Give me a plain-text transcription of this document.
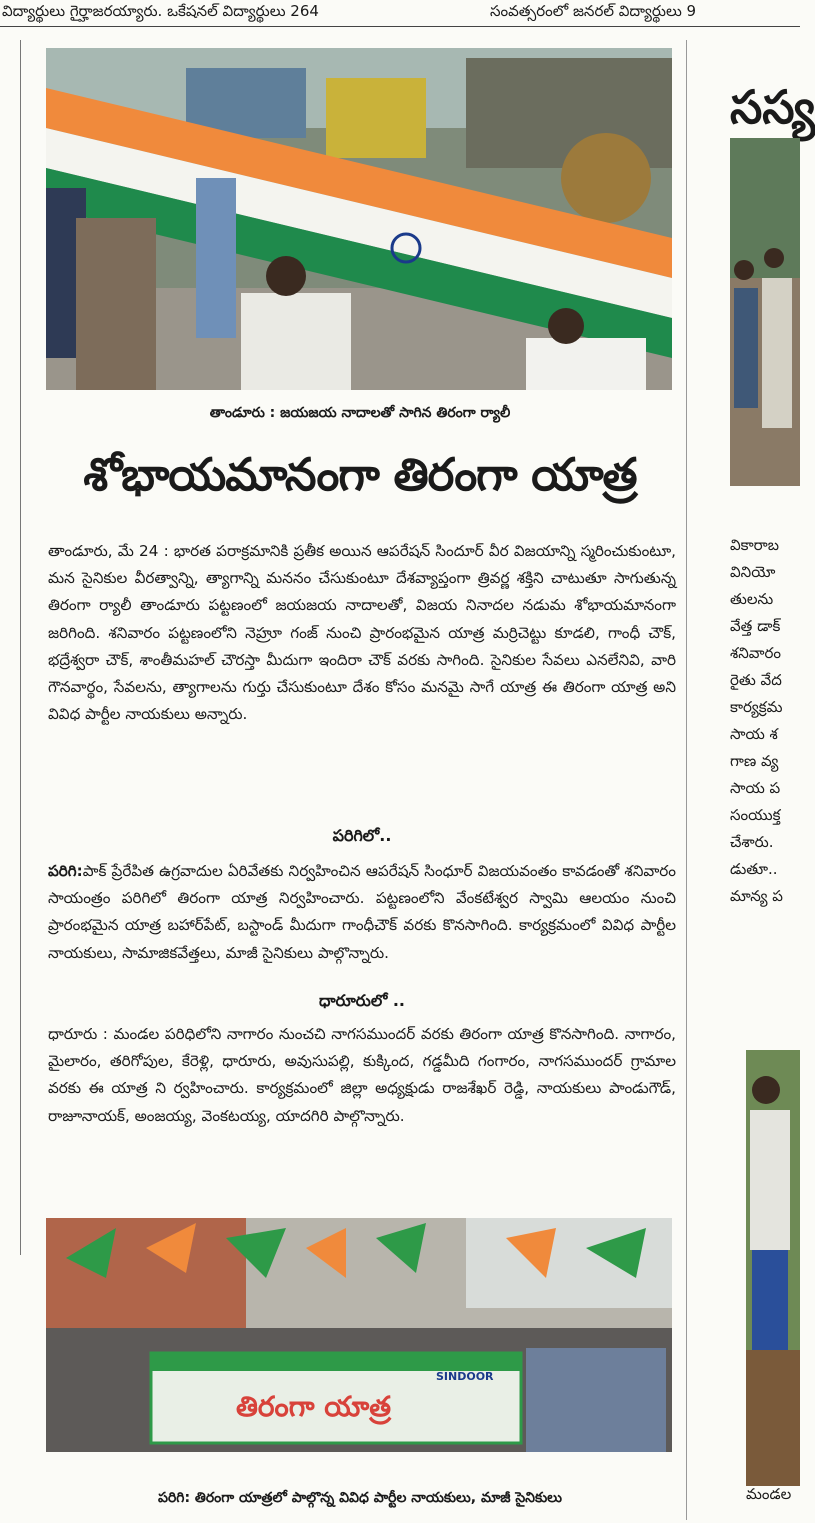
విద్యార్థులు గైర్హాజరయ్యారు. ఒకేషనల్ విద్యార్థులు 264	సంవత్సరంలో జనరల్ విద్యార్థులు 9
తాండూరు : జయజయ నాదాలతో సాగిన తిరంగా ర్యాలీ
శోభాయమానంగా తిరంగా యాత్ర
తాండూరు, మే 24 : భారత పరాక్రమానికి ప్రతీక అయిన ఆపరేషన్ సిందూర్ వీర విజయాన్ని స్మరించుకుంటూ, మన సైనికుల వీరత్వాన్ని, త్యాగాన్ని మననం చేసుకుంటూ దేశవ్యాప్తంగా త్రివర్ణ శక్తిని చాటుతూ సాగుతున్న తిరంగా ర్యాలీ తాండూరు పట్టణంలో జయజయ నాదాలతో, విజయ నినాదల నడుమ శోభాయమానంగా జరిగింది. శనివారం పట్టణంలోని నెహ్రూ గంజ్ నుంచి ప్రారంభమైన యాత్ర మర్రిచెట్టు కూడలి, గాంధీ చౌక్, భద్రేశ్వరా చౌక్, శాంతీమహల్ చౌరస్తా మీదుగా ఇందిరా చౌక్ వరకు సాగింది. సైనికుల సేవలు ఎనలేనివి, వారి గౌనవార్థం, సేవలను, త్యాగాలను గుర్తు చేసుకుంటూ దేశం కోసం మనమై సాగే యాత్ర ఈ తిరంగా యాత్ర అని వివిధ పార్టీల నాయకులు అన్నారు.
పరిగిలో..
పరిగి:పాక్ ప్రేరేపిత ఉగ్రవాదుల ఏరివేతకు నిర్వహించిన ఆపరేషన్ సింధూర్ విజయవంతం కావడంతో శనివారం సాయంత్రం పరిగిలో తిరంగా యాత్ర నిర్వహించారు. పట్టణంలోని వేంకటేశ్వర స్వామి ఆలయం నుంచి ప్రారంభమైన యాత్ర బహార్‌పేట్, బస్టాండ్ మీదుగా గాంధీచౌక్ వరకు కొనసాగింది. కార్యక్రమంలో వివిధ పార్టీల నాయకులు, సామాజికవేత్తలు, మాజీ సైనికులు పాల్గొన్నారు.
ధారూరులో ..
ధారూరు : మండల పరిధిలోని నాగారం నుంచచి నాగసముందర్ వరకు తిరంగా యాత్ర కొనసాగింది. నాగారం, మైలారం, తరిగోపుల, కేరెళ్లి, ధారూరు, అవుసుపల్లి, కుక్కింద, గడ్డమీది గంగారం, నాగసముందర్ గ్రామాల వరకు ఈ యాత్ర ని ర్వహించారు. కార్యక్రమంలో జిల్లా అధ్యక్షుడు రాజశేఖర్ రెడ్డి, నాయకులు పాండుగౌడ్, రాజూనాయక్, అంజయ్య, వెంకటయ్య, యాదగిరి పాల్గొన్నారు.
తిరంగా యాత్ర
SINDOOR
పరిగి: తిరంగా యాత్రలో పాల్గొన్న వివిధ పార్టీల నాయకులు, మాజీ సైనికులు
సస్య
వికారాబ
వినియో
తులను
వేత్త డాక్
శనివారం
రైతు వేద
కార్యక్రమ
సాయ శ
గాణ వ్య
సాయ ప
సంయుక్త
చేశారు.
డుతూ..
మాన్య ప
మండల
--------------------------------------------------
Repeat the material exactly as it reads, without any of its pictures.

EXERCISE RESPONSE:
Give me a plain-text transcription of this document.
విద్యార్థులు గైర్హాజరయ్యారు. ఒకేషనల్ విద్యార్థులు 264	సంవత్సరంలో జనరల్ విద్యార్థులు 9
తాండూరు : జయజయ నాదాలతో సాగిన తిరంగా ర్యాలీ
శోభాయమానంగా తిరంగా యాత్ర
తాండూరు, మే 24 : భారత పరాక్రమానికి ప్రతీక అయిన ఆపరేషన్ సిందూర్ వీర విజయాన్ని స్మరించుకుంటూ, మన సైనికుల వీరత్వాన్ని, త్యాగాన్ని మననం చేసుకుంటూ దేశవ్యాప్తంగా త్రివర్ణ శక్తిని చాటుతూ సాగుతున్న తిరంగా ర్యాలీ తాండూరు పట్టణంలో జయజయ నాదాలతో, విజయ నినాదల నడుమ శోభాయమానంగా జరిగింది. శనివారం పట్టణంలోని నెహ్రూ గంజ్ నుంచి ప్రారంభమైన యాత్ర మర్రిచెట్టు కూడలి, గాంధీ చౌక్, భద్రేశ్వరా చౌక్, శాంతీమహల్ చౌరస్తా మీదుగా ఇందిరా చౌక్ వరకు సాగింది. సైనికుల సేవలు ఎనలేనివి, వారి గౌనవార్థం, సేవలను, త్యాగాలను గుర్తు చేసుకుంటూ దేశం కోసం మనమై సాగే యాత్ర ఈ తిరంగా యాత్ర అని వివిధ పార్టీల నాయకులు అన్నారు.
పరిగిలో..
పరిగి:పాక్ ప్రేరేపిత ఉగ్రవాదుల ఏరివేతకు నిర్వహించిన ఆపరేషన్ సింధూర్ విజయవంతం కావడంతో శనివారం సాయంత్రం పరిగిలో తిరంగా యాత్ర నిర్వహించారు. పట్టణంలోని వేంకటేశ్వర స్వామి ఆలయం నుంచి ప్రారంభమైన యాత్ర బహార్‌పేట్, బస్టాండ్ మీదుగా గాంధీచౌక్ వరకు కొనసాగింది. కార్యక్రమంలో వివిధ పార్టీల నాయకులు, సామాజికవేత్తలు, మాజీ సైనికులు పాల్గొన్నారు.
ధారూరులో ..
ధారూరు : మండల పరిధిలోని నాగారం నుంచచి నాగసముందర్ వరకు తిరంగా యాత్ర కొనసాగింది. నాగారం, మైలారం, తరిగోపుల, కేరెళ్లి, ధారూరు, అవుసుపల్లి, కుక్కింద, గడ్డమీది గంగారం, నాగసముందర్ గ్రామాల వరకు ఈ యాత్ర ని ర్వహించారు. కార్యక్రమంలో జిల్లా అధ్యక్షుడు రాజశేఖర్ రెడ్డి, నాయకులు పాండుగౌడ్, రాజూనాయక్, అంజయ్య, వెంకటయ్య, యాదగిరి పాల్గొన్నారు.
తిరంగా యాత్ర
SINDOOR
పరిగి: తిరంగా యాత్రలో పాల్గొన్న వివిధ పార్టీల నాయకులు, మాజీ సైనికులు
సస్య
వికారాబ
వినియో
తులను
వేత్త డాక్
శనివారం
రైతు వేద
కార్యక్రమ
సాయ శ
గాణ వ్య
సాయ ప
సంయుక్త
చేశారు.
డుతూ..
మాన్య ప
మండల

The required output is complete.